> _THE PROBLEM_: Reproduce the entries below, substituting "list-item" for every occurrence of "bullet-item" and leaving everything else unchanged. Omit the pictures from your answer.

┌────────

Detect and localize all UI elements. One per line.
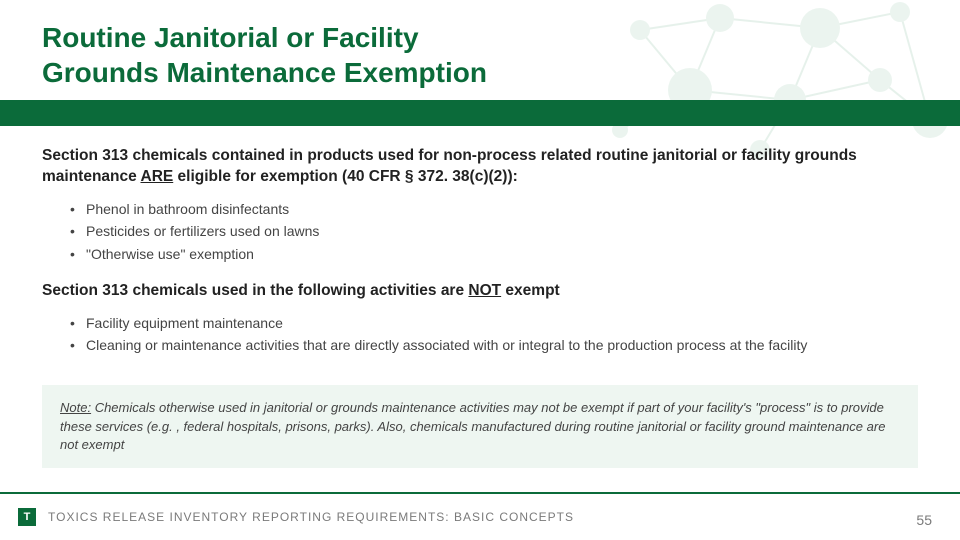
bullet-item: "Otherwise use" exemption [70, 243, 918, 265]
section1-lead: Section 313 chemicals contained in produ… [42, 146, 918, 188]
section2-lead: Section 313 chemicals used in the follow… [42, 281, 918, 302]
note-box: Note: Chemicals otherwise used in janito… [42, 385, 918, 468]
bullet-item: Pesticides or fertilizers used on lawns [70, 220, 918, 242]
network-graphic [580, 0, 960, 170]
page-number: 55 [916, 512, 932, 528]
header-accent-bar [0, 100, 960, 126]
bullet-item: Facility equipment maintenance [70, 312, 918, 334]
logo-icon: T [18, 508, 36, 526]
slide-title: Routine Janitorial or FacilityGrounds Ma… [42, 20, 487, 90]
footer-text: TOXICS RELEASE INVENTORY REPORTING REQUI… [48, 510, 574, 524]
footer: T TOXICS RELEASE INVENTORY REPORTING REQ… [0, 494, 960, 540]
slide: Routine Janitorial or FacilityGrounds Ma… [0, 0, 960, 540]
slide-body: Section 313 chemicals contained in produ… [42, 146, 918, 373]
section2-lead-underline: NOT [468, 282, 501, 299]
section1-bullets: Phenol in bathroom disinfectantsPesticid… [70, 198, 918, 265]
bullet-item: Phenol in bathroom disinfectants [70, 198, 918, 220]
note-text: Chemicals otherwise used in janitorial o… [60, 400, 885, 451]
section1-lead-underline: ARE [141, 168, 174, 185]
section2-bullets: Facility equipment maintenanceCleaning o… [70, 312, 918, 357]
section2-lead-pre: Section 313 chemicals used in the follow… [42, 282, 468, 299]
section2-lead-post: exempt [501, 282, 560, 299]
note-label: Note: [60, 400, 91, 415]
section1-lead-post: eligible for exemption (40 CFR § 372. 38… [173, 168, 518, 185]
bullet-item: Cleaning or maintenance activities that … [70, 334, 918, 356]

└────────

> _ANSWER TO THE PROBLEM_:
Detect and localize all UI elements. One per line.
list-item: "Otherwise use" exemption [70, 243, 918, 265]
section1-lead: Section 313 chemicals contained in produ… [42, 146, 918, 188]
section2-lead: Section 313 chemicals used in the follow… [42, 281, 918, 302]
note-box: Note: Chemicals otherwise used in janito… [42, 385, 918, 468]
list-item: Pesticides or fertilizers used on lawns [70, 220, 918, 242]
network-graphic [580, 0, 960, 170]
page-number: 55 [916, 512, 932, 528]
header-accent-bar [0, 100, 960, 126]
list-item: Facility equipment maintenance [70, 312, 918, 334]
logo-icon: T [18, 508, 36, 526]
slide-title: Routine Janitorial or FacilityGrounds Ma… [42, 20, 487, 90]
footer-text: TOXICS RELEASE INVENTORY REPORTING REQUI… [48, 510, 574, 524]
footer: T TOXICS RELEASE INVENTORY REPORTING REQ… [0, 494, 960, 540]
slide: Routine Janitorial or FacilityGrounds Ma… [0, 0, 960, 540]
slide-body: Section 313 chemicals contained in produ… [42, 146, 918, 373]
section2-lead-underline: NOT [468, 282, 501, 299]
section1-bullets: Phenol in bathroom disinfectantsPesticid… [70, 198, 918, 265]
list-item: Phenol in bathroom disinfectants [70, 198, 918, 220]
note-text: Chemicals otherwise used in janitorial o… [60, 400, 885, 451]
section1-lead-underline: ARE [141, 168, 174, 185]
section2-bullets: Facility equipment maintenanceCleaning o… [70, 312, 918, 357]
section2-lead-pre: Section 313 chemicals used in the follow… [42, 282, 468, 299]
section2-lead-post: exempt [501, 282, 560, 299]
note-label: Note: [60, 400, 91, 415]
section1-lead-post: eligible for exemption (40 CFR § 372. 38… [173, 168, 518, 185]
list-item: Cleaning or maintenance activities that … [70, 334, 918, 356]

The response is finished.